Scan the data for lines with "butadiene" and report the count by itself.

** begin DATA PROVIDED **

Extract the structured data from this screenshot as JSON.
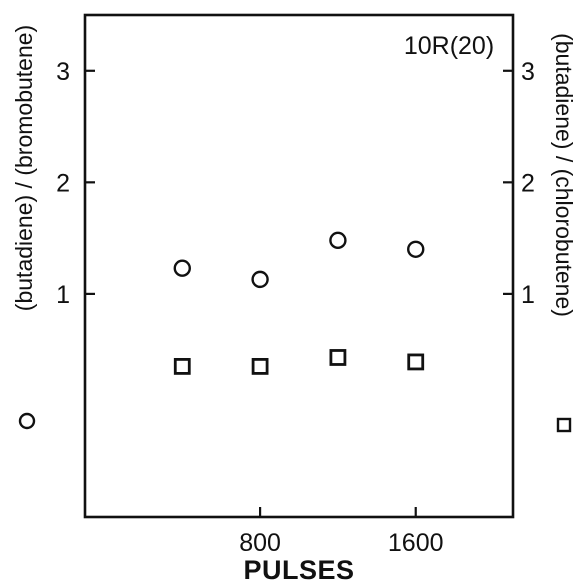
{
  "chart_data": {
    "type": "scatter",
    "title": "",
    "annotation": "10R(20)",
    "xlabel": "PULSES",
    "ylabel_left": "(butadiene) / (bromobutene)",
    "ylabel_right": "(butadiene) / (chlorobutene)",
    "xlim": [
      -100,
      2100
    ],
    "ylim": [
      -1.0,
      3.5
    ],
    "x_ticks": [
      800,
      1600
    ],
    "x_tick_labels": [
      "800",
      "1600"
    ],
    "y_ticks": [
      1,
      2,
      3
    ],
    "y_tick_labels": [
      "1",
      "2",
      "3"
    ],
    "series": [
      {
        "marker": "circle",
        "x": [
          400,
          800,
          1200,
          1600
        ],
        "y": [
          1.23,
          1.13,
          1.48,
          1.4
        ]
      },
      {
        "marker": "square",
        "x": [
          400,
          800,
          1200,
          1600
        ],
        "y": [
          0.35,
          0.35,
          0.43,
          0.39
        ]
      }
    ],
    "grid": false
  }
}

** end DATA PROVIDED **

- **TASK OUTPUT**: 2